━━━ Given entries

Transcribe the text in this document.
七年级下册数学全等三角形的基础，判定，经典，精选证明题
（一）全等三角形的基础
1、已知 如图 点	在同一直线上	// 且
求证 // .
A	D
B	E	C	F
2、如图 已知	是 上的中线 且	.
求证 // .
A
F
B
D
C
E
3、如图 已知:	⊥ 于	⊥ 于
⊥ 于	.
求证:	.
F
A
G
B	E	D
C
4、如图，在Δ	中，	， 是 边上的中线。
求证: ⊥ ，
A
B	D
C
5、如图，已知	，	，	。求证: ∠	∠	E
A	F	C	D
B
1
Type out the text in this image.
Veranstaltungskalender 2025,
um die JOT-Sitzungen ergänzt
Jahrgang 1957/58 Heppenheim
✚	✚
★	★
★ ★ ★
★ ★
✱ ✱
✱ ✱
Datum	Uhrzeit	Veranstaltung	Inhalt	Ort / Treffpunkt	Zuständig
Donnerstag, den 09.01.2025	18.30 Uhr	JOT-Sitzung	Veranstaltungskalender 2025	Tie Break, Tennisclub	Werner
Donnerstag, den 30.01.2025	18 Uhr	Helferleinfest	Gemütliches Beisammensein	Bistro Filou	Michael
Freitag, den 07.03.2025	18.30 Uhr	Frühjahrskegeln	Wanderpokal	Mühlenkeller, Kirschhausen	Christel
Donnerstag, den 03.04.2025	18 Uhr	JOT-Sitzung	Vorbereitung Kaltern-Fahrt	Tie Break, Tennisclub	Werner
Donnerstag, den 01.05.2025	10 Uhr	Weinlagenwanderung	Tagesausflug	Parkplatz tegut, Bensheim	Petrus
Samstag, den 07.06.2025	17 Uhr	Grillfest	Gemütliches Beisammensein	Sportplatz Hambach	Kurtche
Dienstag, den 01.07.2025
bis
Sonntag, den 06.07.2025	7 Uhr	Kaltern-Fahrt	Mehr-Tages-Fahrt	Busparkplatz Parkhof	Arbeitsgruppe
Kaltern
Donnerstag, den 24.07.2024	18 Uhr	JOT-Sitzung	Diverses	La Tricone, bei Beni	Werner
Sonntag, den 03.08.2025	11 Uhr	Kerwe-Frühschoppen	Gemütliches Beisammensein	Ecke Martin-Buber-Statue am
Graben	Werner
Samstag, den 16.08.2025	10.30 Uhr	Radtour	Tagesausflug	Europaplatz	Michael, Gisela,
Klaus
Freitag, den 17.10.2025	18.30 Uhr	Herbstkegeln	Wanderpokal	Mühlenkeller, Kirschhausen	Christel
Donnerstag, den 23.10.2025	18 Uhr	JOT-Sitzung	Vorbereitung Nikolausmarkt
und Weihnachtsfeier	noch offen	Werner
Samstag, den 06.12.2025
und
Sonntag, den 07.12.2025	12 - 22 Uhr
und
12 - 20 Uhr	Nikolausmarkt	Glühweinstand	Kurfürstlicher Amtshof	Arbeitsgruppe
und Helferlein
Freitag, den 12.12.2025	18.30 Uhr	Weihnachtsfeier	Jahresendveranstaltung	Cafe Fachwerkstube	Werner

━━━━━━

Extract every line containing the string "Sonntag" from the data above.

Result for this task:
Sonntag, den 06.07.2025	7 Uhr	Kaltern-Fahrt	Mehr-Tages-Fahrt	Busparkplatz Parkhof	Arbeitsgruppe
Sonntag, den 03.08.2025	11 Uhr	Kerwe-Frühschoppen	Gemütliches Beisammensein	Ecke Martin-Buber-Statue am
Sonntag, den 07.12.2025	12 - 22 Uhr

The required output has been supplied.